(Supplied material)

☆ ☆ ☆ ☆

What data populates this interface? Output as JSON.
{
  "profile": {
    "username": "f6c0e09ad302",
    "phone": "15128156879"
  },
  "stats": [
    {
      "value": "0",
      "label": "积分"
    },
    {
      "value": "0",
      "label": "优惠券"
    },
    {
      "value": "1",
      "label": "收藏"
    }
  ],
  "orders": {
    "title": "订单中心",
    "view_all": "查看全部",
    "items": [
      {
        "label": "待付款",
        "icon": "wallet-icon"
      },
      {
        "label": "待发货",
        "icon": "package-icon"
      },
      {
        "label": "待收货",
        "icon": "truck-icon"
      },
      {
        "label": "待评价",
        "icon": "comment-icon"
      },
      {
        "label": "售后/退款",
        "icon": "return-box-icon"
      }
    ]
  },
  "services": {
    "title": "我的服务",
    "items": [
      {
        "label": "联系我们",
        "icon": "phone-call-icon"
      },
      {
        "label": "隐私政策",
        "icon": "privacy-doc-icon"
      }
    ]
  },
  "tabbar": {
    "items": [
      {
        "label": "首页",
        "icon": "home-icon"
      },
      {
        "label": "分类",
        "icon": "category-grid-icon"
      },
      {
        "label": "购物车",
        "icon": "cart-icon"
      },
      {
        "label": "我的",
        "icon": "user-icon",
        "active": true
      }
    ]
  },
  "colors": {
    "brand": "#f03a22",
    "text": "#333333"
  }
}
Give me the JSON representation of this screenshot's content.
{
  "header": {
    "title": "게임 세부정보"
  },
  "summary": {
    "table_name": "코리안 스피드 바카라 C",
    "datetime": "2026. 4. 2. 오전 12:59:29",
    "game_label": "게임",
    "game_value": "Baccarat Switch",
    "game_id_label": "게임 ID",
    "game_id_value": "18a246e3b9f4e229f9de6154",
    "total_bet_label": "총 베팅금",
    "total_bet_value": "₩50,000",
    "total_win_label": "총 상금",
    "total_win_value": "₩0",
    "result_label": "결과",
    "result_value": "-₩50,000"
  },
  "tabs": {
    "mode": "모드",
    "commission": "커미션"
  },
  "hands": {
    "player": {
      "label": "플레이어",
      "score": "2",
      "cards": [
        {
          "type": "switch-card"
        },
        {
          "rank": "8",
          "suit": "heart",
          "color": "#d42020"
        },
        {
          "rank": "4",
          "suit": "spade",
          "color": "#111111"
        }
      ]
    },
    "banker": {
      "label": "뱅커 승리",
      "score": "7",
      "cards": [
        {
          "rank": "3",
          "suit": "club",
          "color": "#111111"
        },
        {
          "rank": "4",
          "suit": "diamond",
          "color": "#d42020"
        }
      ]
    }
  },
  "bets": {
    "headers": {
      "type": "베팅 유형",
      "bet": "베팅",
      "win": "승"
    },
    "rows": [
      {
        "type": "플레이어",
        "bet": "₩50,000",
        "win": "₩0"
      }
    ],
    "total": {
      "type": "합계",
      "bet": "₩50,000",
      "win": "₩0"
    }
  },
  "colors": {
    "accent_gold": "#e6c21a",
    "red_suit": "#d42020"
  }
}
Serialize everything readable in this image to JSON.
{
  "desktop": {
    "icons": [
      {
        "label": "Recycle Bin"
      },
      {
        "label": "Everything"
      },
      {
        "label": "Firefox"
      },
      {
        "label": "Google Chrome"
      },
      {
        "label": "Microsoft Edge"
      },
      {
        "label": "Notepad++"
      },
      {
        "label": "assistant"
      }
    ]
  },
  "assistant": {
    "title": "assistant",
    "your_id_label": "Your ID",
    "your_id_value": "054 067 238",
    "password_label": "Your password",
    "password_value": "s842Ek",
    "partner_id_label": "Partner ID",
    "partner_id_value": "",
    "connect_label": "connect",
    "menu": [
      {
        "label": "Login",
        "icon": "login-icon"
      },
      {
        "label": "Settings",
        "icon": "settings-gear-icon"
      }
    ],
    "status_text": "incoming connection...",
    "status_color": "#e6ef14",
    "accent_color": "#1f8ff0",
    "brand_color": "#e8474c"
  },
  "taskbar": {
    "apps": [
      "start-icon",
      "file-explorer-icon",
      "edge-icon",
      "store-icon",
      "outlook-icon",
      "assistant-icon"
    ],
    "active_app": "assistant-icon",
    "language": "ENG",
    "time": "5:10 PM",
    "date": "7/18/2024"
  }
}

☆ ☆ ☆ ☆

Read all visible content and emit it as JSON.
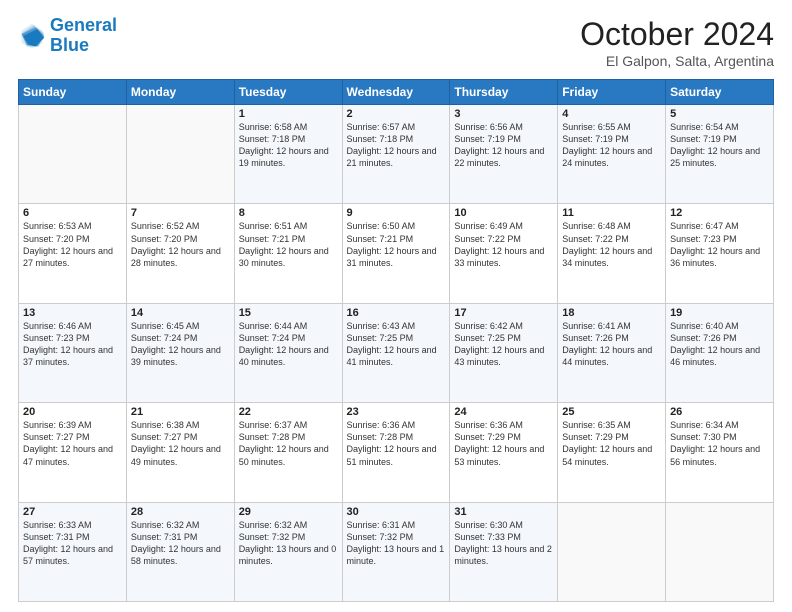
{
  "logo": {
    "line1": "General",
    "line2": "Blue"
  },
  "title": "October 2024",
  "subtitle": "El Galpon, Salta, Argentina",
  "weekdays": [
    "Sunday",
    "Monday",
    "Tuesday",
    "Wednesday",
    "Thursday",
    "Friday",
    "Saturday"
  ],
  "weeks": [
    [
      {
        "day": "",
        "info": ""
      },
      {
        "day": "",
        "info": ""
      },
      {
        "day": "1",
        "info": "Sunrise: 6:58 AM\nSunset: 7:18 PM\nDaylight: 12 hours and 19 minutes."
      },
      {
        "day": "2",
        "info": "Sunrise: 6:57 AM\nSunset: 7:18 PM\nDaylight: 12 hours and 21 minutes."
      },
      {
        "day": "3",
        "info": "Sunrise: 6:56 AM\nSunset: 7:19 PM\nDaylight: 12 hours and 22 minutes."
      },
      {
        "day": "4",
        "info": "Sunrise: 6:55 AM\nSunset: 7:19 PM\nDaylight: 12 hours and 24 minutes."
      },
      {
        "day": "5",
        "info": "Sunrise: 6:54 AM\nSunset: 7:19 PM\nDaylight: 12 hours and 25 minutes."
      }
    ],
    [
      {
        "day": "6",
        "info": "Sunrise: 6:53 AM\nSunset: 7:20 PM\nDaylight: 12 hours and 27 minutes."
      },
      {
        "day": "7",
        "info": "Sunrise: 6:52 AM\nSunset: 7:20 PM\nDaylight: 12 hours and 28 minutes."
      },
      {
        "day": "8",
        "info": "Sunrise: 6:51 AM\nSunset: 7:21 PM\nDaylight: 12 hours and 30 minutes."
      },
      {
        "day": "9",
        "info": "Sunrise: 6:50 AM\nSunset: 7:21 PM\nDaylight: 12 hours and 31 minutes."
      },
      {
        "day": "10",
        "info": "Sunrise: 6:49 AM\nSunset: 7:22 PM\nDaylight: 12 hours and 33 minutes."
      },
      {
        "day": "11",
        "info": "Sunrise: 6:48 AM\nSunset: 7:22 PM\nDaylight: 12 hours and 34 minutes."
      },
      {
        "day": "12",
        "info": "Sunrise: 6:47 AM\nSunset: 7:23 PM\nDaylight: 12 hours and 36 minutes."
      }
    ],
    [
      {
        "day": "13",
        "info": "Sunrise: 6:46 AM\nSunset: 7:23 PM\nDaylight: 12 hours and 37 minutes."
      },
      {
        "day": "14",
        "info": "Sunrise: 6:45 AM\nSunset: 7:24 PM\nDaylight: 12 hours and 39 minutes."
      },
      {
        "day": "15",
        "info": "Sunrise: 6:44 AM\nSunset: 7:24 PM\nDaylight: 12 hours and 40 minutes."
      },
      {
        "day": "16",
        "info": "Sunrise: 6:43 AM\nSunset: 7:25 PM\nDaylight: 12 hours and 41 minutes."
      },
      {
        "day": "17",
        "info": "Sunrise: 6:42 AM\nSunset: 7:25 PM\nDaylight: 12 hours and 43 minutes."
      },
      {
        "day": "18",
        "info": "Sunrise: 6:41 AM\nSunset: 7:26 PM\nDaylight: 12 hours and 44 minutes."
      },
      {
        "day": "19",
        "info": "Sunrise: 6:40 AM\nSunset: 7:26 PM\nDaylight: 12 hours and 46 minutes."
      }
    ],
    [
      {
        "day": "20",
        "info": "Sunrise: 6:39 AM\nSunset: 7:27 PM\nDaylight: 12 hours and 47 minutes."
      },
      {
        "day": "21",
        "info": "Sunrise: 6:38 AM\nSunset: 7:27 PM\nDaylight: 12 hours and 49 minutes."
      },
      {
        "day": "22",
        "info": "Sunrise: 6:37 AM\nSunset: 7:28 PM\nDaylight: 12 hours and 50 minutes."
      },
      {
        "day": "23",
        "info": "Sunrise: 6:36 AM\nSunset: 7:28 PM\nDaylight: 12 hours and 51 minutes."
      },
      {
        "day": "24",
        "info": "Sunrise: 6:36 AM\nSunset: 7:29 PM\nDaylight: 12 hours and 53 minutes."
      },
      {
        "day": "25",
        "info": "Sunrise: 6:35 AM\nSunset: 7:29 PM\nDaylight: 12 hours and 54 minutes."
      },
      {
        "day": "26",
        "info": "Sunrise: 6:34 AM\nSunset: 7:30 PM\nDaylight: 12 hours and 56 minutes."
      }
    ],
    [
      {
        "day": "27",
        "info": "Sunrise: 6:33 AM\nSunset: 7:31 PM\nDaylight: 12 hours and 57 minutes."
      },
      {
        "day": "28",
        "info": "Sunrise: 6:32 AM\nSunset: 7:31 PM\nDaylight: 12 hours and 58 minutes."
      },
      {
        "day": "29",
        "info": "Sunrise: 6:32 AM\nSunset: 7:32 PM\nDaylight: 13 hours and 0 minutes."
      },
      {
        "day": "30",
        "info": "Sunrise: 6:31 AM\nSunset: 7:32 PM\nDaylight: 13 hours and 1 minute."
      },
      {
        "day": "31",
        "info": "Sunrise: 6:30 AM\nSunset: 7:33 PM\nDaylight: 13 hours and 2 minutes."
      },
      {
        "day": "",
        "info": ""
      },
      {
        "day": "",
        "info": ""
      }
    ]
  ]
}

☆ ☆ ☆ ☆

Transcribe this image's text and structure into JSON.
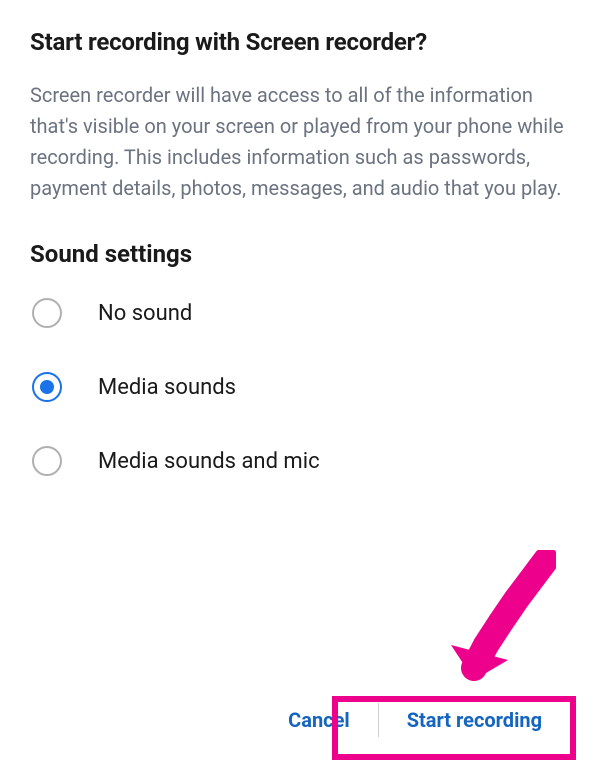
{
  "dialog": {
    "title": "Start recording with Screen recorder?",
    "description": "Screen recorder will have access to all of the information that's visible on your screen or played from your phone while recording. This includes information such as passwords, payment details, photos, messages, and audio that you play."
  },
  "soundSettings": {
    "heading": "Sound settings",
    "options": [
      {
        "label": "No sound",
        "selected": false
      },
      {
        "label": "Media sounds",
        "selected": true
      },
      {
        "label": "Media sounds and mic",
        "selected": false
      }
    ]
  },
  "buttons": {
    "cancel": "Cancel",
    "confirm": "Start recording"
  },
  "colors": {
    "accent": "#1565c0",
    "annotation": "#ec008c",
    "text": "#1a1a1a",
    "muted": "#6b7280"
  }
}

☆ ☆ ☆ ☆

(Do this) Tally how many lines of the records hold the word "Media". Answer with the number only.

(Right answer) 2